** start Input data **

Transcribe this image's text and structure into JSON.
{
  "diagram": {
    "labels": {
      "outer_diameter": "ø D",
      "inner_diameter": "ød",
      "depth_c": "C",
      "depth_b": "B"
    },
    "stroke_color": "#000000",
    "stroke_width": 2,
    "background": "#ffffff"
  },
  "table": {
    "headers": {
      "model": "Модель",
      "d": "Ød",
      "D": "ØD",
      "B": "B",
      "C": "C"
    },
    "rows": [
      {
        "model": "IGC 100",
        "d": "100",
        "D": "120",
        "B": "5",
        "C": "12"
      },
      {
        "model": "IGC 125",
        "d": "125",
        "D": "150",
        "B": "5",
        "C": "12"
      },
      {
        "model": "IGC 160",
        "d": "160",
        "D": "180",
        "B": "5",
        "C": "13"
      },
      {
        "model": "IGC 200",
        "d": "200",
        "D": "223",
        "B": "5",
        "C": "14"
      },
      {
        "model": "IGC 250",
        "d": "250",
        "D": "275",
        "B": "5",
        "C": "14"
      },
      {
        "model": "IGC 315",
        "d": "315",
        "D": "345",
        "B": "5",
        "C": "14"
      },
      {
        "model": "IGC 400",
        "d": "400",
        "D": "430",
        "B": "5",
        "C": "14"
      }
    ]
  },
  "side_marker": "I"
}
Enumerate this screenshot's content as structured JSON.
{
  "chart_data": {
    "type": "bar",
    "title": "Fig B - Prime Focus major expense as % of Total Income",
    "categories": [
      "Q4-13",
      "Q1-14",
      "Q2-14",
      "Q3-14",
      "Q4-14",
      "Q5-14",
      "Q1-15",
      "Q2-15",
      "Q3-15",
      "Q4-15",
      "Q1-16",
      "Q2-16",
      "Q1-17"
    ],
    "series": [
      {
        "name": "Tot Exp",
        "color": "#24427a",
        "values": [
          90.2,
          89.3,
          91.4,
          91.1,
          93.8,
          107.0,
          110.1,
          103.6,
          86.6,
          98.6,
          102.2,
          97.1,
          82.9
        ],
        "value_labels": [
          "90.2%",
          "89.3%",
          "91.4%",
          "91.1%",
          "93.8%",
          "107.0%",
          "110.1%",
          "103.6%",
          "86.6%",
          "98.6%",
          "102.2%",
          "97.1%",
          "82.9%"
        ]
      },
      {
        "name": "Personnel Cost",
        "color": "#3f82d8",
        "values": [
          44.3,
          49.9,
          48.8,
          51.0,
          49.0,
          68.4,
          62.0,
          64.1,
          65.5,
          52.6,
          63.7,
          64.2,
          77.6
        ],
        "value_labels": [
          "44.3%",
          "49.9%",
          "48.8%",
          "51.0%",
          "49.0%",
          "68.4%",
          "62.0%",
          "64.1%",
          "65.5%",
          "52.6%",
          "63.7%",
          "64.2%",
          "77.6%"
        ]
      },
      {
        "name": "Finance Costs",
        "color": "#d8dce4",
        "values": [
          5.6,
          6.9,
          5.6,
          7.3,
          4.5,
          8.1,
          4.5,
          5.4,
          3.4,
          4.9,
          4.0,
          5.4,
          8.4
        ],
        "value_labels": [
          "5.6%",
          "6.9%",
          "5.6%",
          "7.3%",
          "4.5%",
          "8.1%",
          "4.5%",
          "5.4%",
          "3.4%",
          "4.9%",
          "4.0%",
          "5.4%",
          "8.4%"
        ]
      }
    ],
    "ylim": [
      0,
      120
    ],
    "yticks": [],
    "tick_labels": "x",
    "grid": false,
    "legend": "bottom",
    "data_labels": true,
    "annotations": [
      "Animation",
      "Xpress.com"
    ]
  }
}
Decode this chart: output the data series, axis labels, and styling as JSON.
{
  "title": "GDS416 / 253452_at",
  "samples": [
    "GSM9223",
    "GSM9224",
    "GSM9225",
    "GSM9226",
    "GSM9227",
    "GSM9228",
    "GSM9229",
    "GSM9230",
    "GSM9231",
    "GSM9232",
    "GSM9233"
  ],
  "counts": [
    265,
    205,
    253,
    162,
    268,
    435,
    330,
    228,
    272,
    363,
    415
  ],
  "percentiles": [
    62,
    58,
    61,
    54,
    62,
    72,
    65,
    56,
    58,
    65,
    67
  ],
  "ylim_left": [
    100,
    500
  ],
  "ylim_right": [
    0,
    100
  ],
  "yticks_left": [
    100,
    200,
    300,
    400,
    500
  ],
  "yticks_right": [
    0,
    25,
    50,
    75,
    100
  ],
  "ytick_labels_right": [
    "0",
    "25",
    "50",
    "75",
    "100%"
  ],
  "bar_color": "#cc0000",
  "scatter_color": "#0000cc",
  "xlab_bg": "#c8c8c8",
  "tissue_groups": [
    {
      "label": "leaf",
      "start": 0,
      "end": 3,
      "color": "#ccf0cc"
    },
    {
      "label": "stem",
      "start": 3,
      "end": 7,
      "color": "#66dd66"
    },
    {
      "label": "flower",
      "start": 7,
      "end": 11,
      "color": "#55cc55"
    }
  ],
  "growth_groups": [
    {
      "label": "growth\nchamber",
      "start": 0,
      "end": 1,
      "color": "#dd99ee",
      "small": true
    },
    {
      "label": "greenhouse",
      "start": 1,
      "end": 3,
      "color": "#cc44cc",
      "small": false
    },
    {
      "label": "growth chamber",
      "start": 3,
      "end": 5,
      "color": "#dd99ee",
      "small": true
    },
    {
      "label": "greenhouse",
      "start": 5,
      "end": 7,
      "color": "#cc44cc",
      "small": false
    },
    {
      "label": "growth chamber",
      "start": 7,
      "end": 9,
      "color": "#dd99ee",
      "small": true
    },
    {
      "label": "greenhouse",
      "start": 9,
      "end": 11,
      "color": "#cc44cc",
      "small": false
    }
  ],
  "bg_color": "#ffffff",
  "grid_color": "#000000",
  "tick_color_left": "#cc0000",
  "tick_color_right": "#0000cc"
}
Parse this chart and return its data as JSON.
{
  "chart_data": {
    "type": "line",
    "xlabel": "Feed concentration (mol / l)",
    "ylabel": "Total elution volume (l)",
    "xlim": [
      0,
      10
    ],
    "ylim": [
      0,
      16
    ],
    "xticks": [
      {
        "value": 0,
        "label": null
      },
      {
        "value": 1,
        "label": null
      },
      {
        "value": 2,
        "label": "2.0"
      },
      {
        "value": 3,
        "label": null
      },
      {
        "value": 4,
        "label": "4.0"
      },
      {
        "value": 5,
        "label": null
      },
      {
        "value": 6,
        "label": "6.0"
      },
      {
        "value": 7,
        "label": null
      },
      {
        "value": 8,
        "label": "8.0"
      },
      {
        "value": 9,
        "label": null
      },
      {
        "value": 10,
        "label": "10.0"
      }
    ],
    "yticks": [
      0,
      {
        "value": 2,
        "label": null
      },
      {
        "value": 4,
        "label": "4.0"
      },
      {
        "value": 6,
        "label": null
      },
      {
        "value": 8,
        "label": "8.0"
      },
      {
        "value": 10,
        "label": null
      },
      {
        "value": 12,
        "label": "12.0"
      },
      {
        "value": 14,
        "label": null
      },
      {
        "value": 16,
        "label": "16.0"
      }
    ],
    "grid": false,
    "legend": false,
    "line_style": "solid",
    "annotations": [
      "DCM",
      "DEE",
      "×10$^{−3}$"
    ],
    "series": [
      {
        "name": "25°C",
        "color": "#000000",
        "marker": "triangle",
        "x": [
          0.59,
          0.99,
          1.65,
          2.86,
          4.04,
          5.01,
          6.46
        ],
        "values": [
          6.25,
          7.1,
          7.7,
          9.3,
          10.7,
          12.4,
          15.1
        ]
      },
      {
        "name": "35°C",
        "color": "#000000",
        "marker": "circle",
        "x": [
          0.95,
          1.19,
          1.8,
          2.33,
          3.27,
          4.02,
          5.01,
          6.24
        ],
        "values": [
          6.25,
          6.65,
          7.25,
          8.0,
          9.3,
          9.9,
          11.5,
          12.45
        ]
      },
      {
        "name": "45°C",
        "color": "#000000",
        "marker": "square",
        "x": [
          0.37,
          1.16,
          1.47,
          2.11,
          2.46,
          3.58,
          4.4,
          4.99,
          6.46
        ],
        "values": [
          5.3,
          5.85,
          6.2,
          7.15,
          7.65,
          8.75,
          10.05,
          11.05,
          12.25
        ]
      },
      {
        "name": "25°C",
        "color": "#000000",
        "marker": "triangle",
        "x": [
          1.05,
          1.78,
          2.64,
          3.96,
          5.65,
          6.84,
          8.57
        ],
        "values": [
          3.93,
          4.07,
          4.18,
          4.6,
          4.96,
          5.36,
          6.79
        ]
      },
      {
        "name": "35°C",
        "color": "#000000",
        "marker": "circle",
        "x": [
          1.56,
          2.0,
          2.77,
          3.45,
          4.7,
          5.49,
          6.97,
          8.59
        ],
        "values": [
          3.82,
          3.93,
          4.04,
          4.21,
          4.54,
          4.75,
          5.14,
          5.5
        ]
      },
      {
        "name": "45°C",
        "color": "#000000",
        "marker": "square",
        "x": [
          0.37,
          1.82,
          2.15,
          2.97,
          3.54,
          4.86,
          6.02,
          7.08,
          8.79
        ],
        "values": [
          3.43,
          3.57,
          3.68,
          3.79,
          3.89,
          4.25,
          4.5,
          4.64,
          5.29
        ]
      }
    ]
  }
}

** end Input data **

**Set problem**
Return all lines containing "title".

**Task solution**
    "title": "Fig B - Prime Focus major expense as % of Total Income",
  "title": "GDS416 / 253452_at",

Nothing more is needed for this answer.